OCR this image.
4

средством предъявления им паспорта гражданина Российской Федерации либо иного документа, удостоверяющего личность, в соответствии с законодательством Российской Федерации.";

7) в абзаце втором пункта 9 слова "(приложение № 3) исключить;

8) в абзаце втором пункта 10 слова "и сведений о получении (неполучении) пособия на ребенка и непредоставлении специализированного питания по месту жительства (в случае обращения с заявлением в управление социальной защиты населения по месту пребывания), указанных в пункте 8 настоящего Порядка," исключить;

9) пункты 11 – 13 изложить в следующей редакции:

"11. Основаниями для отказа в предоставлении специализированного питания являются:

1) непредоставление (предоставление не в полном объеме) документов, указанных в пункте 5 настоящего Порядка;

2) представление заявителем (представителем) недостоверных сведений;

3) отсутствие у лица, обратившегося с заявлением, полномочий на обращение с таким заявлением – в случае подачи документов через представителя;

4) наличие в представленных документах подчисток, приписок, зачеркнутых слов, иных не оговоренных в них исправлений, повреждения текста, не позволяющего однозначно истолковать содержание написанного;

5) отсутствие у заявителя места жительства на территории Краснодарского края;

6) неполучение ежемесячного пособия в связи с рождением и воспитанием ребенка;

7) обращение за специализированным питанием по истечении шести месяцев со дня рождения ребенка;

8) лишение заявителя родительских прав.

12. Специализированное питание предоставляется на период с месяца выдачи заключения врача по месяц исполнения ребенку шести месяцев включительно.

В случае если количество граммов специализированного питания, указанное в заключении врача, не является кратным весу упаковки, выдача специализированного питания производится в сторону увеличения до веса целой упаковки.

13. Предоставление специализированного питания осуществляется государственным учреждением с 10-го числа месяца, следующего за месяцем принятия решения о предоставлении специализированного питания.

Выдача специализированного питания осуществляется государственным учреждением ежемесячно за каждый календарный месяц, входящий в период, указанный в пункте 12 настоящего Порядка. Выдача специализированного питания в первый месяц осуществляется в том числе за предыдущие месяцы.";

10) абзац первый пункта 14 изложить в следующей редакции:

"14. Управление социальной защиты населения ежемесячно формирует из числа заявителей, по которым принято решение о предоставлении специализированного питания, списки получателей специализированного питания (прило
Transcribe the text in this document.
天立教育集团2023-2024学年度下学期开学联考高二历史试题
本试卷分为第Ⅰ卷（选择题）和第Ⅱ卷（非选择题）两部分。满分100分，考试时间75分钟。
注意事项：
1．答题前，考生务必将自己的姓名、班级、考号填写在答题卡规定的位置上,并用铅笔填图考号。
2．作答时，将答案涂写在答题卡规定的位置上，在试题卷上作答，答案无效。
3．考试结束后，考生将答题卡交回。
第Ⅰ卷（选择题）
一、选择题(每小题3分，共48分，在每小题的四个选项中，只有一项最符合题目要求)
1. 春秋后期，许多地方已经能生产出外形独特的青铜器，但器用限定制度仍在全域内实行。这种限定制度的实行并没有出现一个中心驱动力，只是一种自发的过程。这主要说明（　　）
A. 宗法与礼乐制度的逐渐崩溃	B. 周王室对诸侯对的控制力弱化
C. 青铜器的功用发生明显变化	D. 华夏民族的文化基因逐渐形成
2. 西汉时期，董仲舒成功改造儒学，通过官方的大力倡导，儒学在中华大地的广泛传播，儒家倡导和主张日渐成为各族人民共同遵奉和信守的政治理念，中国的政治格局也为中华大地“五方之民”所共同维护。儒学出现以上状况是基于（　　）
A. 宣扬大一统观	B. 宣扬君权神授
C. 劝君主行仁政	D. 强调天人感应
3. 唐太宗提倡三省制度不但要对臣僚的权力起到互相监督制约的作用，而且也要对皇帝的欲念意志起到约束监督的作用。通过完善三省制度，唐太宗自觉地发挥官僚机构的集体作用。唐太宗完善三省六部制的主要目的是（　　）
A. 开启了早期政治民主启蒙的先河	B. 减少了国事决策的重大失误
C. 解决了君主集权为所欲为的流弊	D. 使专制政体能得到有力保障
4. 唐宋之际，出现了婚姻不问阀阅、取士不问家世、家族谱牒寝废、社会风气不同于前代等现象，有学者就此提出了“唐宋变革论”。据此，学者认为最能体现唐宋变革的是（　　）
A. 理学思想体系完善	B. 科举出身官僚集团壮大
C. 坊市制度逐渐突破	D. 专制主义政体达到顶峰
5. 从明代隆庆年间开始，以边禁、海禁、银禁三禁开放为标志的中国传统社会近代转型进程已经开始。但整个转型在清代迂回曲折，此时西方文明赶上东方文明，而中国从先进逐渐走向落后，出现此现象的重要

• **What you should do**
Print the whole listing again, exactly.

• **Task result**
OCR this image.
4

средством предъявления им паспорта гражданина Российской Федерации либо иного документа, удостоверяющего личность, в соответствии с законодательством Российской Федерации.";

7) в абзаце втором пункта 9 слова "(приложение № 3) исключить;

8) в абзаце втором пункта 10 слова "и сведений о получении (неполучении) пособия на ребенка и непредоставлении специализированного питания по месту жительства (в случае обращения с заявлением в управление социальной защиты населения по месту пребывания), указанных в пункте 8 настоящего Порядка," исключить;

9) пункты 11 – 13 изложить в следующей редакции:

"11. Основаниями для отказа в предоставлении специализированного питания являются:

1) непредоставление (предоставление не в полном объеме) документов, указанных в пункте 5 настоящего Порядка;

2) представление заявителем (представителем) недостоверных сведений;

3) отсутствие у лица, обратившегося с заявлением, полномочий на обращение с таким заявлением – в случае подачи документов через представителя;

4) наличие в представленных документах подчисток, приписок, зачеркнутых слов, иных не оговоренных в них исправлений, повреждения текста, не позволяющего однозначно истолковать содержание написанного;

5) отсутствие у заявителя места жительства на территории Краснодарского края;

6) неполучение ежемесячного пособия в связи с рождением и воспитанием ребенка;

7) обращение за специализированным питанием по истечении шести месяцев со дня рождения ребенка;

8) лишение заявителя родительских прав.

12. Специализированное питание предоставляется на период с месяца выдачи заключения врача по месяц исполнения ребенку шести месяцев включительно.

В случае если количество граммов специализированного питания, указанное в заключении врача, не является кратным весу упаковки, выдача специализированного питания производится в сторону увеличения до веса целой упаковки.

13. Предоставление специализированного питания осуществляется государственным учреждением с 10-го числа месяца, следующего за месяцем принятия решения о предоставлении специализированного питания.

Выдача специализированного питания осуществляется государственным учреждением ежемесячно за каждый календарный месяц, входящий в период, указанный в пункте 12 настоящего Порядка. Выдача специализированного питания в первый месяц осуществляется в том числе за предыдущие месяцы.";

10) абзац первый пункта 14 изложить в следующей редакции:

"14. Управление социальной защиты населения ежемесячно формирует из числа заявителей, по которым принято решение о предоставлении специализированного питания, списки получателей специализированного питания (прило
Transcribe the text in this document.
天立教育集团2023-2024学年度下学期开学联考高二历史试题
本试卷分为第Ⅰ卷（选择题）和第Ⅱ卷（非选择题）两部分。满分100分，考试时间75分钟。
注意事项：
1．答题前，考生务必将自己的姓名、班级、考号填写在答题卡规定的位置上,并用铅笔填图考号。
2．作答时，将答案涂写在答题卡规定的位置上，在试题卷上作答，答案无效。
3．考试结束后，考生将答题卡交回。
第Ⅰ卷（选择题）
一、选择题(每小题3分，共48分，在每小题的四个选项中，只有一项最符合题目要求)
1. 春秋后期，许多地方已经能生产出外形独特的青铜器，但器用限定制度仍在全域内实行。这种限定制度的实行并没有出现一个中心驱动力，只是一种自发的过程。这主要说明（　　）
A. 宗法与礼乐制度的逐渐崩溃	B. 周王室对诸侯对的控制力弱化
C. 青铜器的功用发生明显变化	D. 华夏民族的文化基因逐渐形成
2. 西汉时期，董仲舒成功改造儒学，通过官方的大力倡导，儒学在中华大地的广泛传播，儒家倡导和主张日渐成为各族人民共同遵奉和信守的政治理念，中国的政治格局也为中华大地“五方之民”所共同维护。儒学出现以上状况是基于（　　）
A. 宣扬大一统观	B. 宣扬君权神授
C. 劝君主行仁政	D. 强调天人感应
3. 唐太宗提倡三省制度不但要对臣僚的权力起到互相监督制约的作用，而且也要对皇帝的欲念意志起到约束监督的作用。通过完善三省制度，唐太宗自觉地发挥官僚机构的集体作用。唐太宗完善三省六部制的主要目的是（　　）
A. 开启了早期政治民主启蒙的先河	B. 减少了国事决策的重大失误
C. 解决了君主集权为所欲为的流弊	D. 使专制政体能得到有力保障
4. 唐宋之际，出现了婚姻不问阀阅、取士不问家世、家族谱牒寝废、社会风气不同于前代等现象，有学者就此提出了“唐宋变革论”。据此，学者认为最能体现唐宋变革的是（　　）
A. 理学思想体系完善	B. 科举出身官僚集团壮大
C. 坊市制度逐渐突破	D. 专制主义政体达到顶峰
5. 从明代隆庆年间开始，以边禁、海禁、银禁三禁开放为标志的中国传统社会近代转型进程已经开始。但整个转型在清代迂回曲折，此时西方文明赶上东方文明，而中国从先进逐渐走向落后，出现此现象的重要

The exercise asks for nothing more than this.